== The exercise ==
Which lines in the material below contain the word "rustgw"? Copy each of them.

== Entries supplied ==
◇ ◇ ◇ ◇ ◇

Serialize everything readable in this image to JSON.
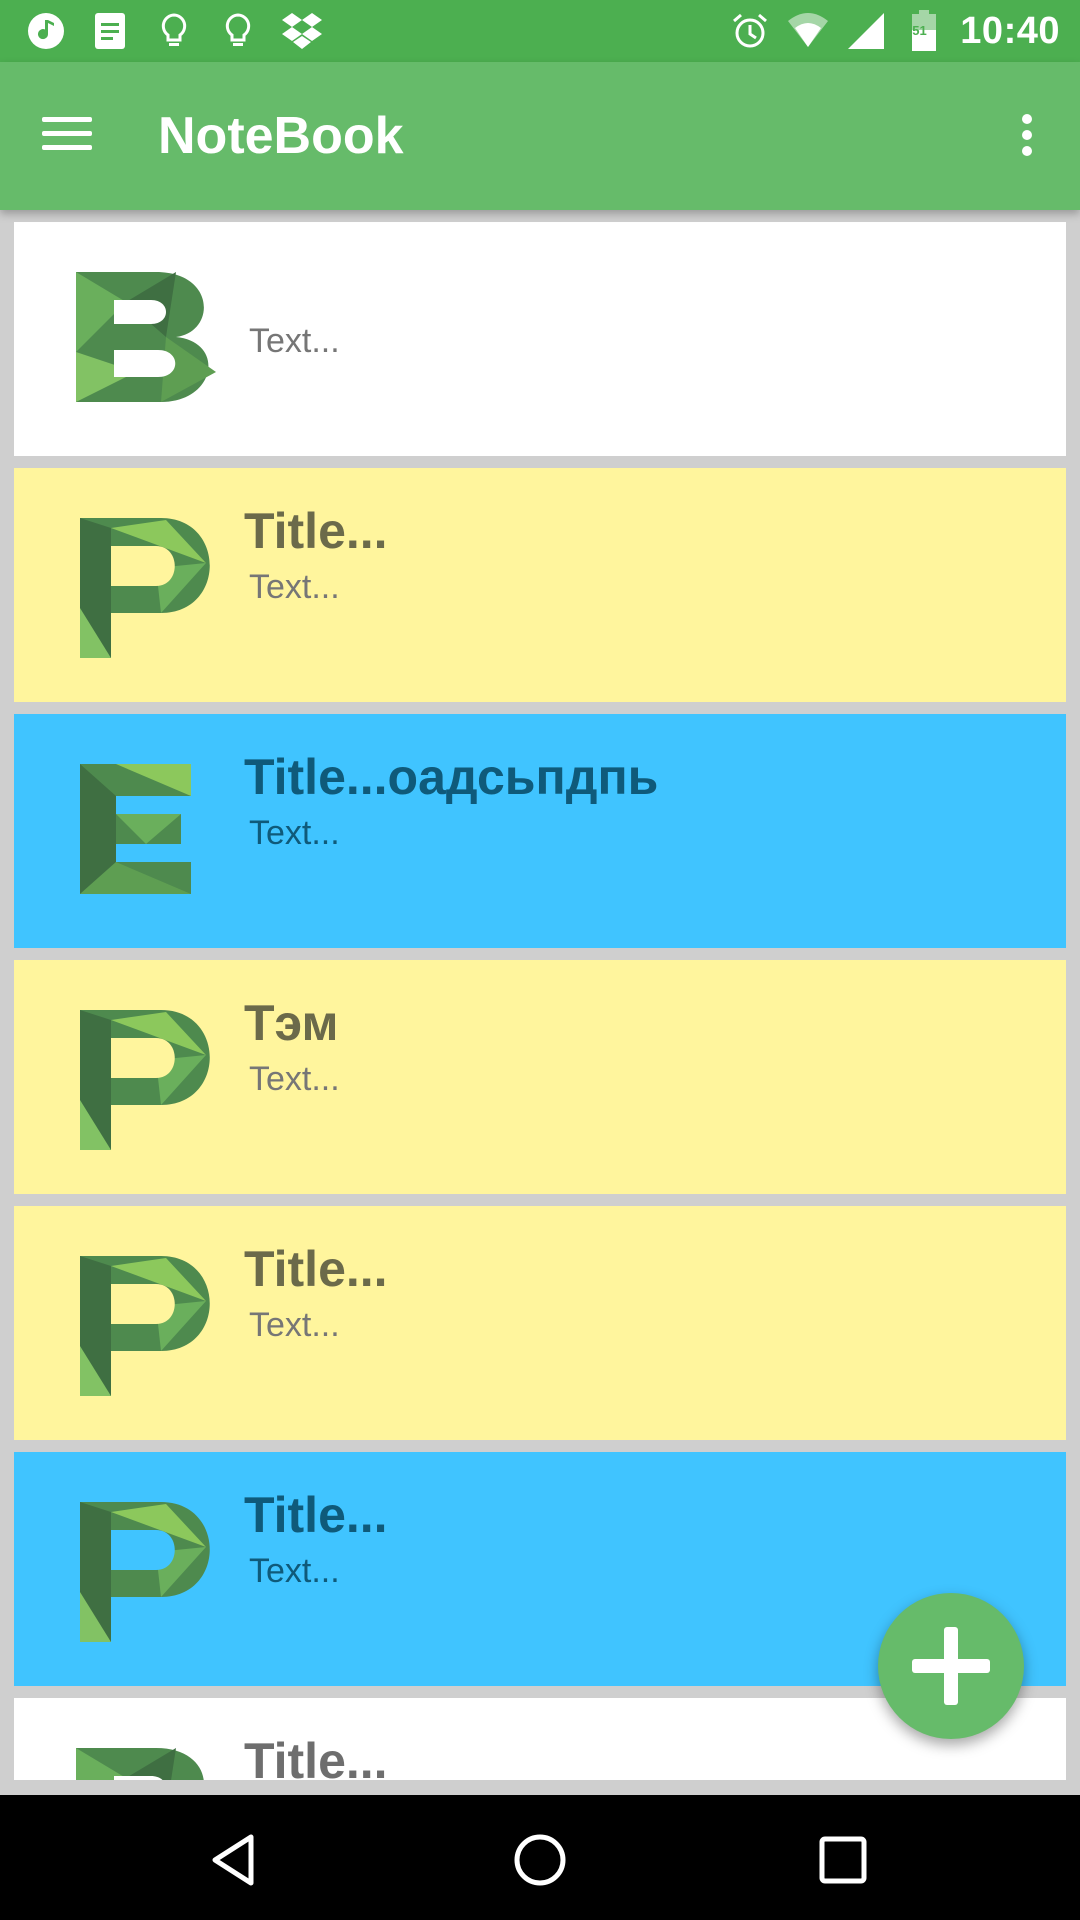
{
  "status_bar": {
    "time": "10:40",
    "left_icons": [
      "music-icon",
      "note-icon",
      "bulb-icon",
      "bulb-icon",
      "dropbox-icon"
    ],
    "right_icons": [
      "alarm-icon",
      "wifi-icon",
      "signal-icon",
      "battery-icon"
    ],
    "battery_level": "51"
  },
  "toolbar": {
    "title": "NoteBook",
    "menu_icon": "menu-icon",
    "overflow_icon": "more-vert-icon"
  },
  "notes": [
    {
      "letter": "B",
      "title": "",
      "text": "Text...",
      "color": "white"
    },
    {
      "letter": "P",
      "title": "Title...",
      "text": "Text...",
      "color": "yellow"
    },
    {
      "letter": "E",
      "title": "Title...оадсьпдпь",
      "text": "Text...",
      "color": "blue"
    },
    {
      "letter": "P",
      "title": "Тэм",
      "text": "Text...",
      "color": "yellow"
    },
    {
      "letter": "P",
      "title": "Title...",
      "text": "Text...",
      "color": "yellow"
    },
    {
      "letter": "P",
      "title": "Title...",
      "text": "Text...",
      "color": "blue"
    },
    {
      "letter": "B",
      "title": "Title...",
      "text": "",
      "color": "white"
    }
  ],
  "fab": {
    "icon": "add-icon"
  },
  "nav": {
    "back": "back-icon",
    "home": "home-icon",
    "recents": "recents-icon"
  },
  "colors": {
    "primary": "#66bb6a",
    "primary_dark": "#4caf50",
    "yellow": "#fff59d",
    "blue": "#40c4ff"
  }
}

◇ ◇ ◇ ◇ ◇

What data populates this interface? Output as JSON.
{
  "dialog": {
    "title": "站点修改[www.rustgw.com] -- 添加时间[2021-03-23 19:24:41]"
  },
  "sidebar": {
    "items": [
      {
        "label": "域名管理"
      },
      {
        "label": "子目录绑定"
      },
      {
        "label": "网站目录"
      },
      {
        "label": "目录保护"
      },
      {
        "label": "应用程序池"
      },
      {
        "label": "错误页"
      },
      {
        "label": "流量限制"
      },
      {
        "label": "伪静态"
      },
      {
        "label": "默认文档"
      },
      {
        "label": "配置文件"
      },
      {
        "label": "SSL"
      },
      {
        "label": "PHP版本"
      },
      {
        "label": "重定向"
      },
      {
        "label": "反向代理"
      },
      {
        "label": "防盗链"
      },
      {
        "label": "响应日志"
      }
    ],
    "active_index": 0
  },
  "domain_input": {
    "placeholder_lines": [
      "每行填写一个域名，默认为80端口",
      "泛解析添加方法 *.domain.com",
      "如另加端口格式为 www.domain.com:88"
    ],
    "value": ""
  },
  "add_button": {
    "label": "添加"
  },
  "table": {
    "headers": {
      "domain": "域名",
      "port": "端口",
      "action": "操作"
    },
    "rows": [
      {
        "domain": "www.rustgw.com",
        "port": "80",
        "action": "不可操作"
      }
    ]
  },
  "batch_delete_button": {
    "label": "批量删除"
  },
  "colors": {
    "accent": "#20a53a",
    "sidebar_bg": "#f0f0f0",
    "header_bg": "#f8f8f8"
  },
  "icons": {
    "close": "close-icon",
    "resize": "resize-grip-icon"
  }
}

◇ ◇ ◇ ◇ ◇

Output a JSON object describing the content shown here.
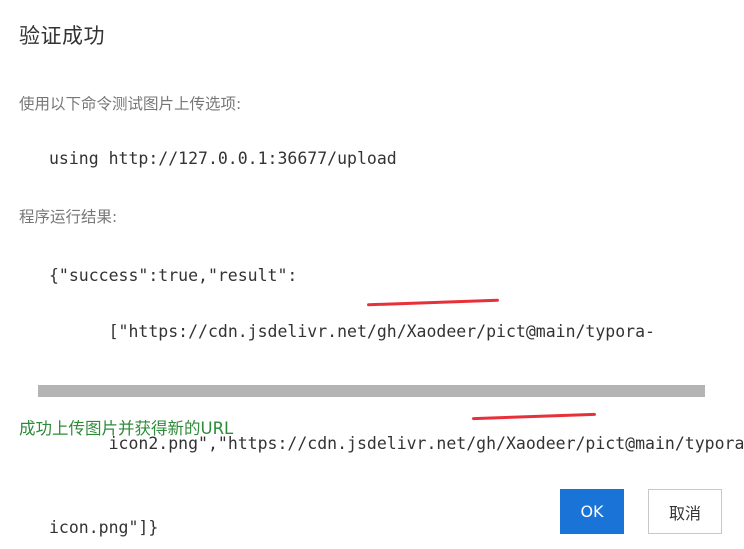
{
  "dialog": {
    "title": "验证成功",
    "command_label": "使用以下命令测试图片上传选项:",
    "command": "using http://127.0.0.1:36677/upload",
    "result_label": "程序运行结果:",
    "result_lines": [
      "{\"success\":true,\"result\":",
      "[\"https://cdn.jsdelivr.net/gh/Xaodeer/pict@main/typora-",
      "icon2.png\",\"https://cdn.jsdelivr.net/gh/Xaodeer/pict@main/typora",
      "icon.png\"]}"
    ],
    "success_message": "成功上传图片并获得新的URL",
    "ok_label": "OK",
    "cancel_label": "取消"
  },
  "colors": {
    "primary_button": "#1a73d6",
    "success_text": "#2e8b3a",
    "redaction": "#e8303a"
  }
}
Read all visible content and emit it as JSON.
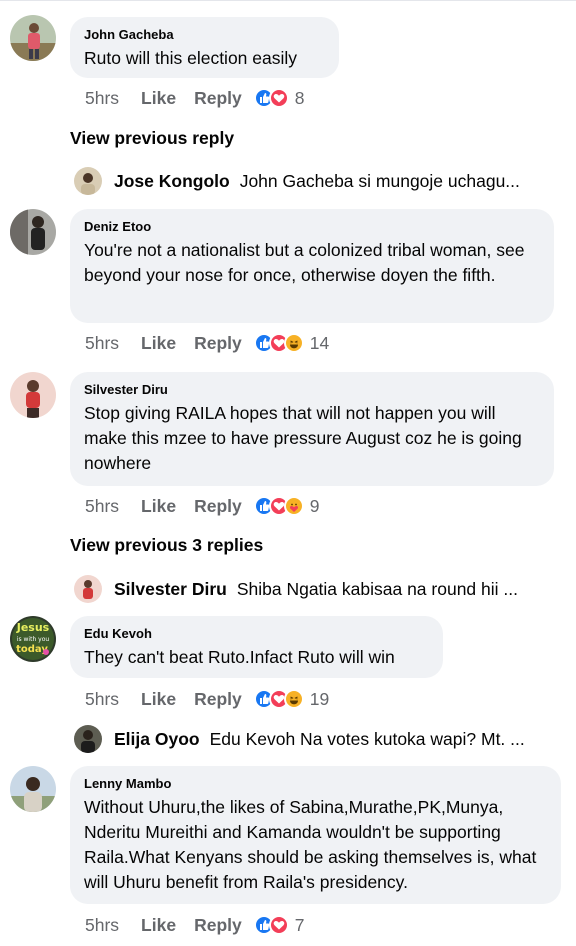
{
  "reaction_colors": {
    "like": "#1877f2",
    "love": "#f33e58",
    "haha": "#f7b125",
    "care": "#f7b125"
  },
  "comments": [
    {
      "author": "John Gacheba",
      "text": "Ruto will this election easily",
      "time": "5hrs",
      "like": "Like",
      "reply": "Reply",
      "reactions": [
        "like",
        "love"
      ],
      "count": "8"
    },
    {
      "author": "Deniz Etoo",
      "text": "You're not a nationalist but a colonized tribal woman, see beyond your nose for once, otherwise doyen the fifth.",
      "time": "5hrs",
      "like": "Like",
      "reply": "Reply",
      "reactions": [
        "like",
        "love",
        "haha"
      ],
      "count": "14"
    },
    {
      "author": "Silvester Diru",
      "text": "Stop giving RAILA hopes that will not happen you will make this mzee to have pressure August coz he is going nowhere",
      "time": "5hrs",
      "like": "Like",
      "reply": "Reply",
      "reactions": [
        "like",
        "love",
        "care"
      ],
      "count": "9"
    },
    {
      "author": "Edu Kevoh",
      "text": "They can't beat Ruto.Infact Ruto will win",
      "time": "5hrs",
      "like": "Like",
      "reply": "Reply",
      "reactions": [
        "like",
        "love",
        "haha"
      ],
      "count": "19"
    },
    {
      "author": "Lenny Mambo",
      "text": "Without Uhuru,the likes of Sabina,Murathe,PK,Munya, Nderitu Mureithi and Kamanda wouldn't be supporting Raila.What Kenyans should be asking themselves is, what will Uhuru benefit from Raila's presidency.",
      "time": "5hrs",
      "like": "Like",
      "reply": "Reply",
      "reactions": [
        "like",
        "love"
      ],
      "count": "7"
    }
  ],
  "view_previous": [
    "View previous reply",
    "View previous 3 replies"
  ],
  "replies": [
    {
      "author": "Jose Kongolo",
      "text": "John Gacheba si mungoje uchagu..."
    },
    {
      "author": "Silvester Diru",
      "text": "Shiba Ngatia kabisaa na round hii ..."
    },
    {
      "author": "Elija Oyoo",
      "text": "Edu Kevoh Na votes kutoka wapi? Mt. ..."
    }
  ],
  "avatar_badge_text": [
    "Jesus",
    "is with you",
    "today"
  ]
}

◇ ◇ ◇ ◇ ◇

== Exercise result ==
    "title": "站点修改[www.rustgw.com] -- 添加时间[2021-03-23 19:24:41]"
        "domain": "www.rustgw.com",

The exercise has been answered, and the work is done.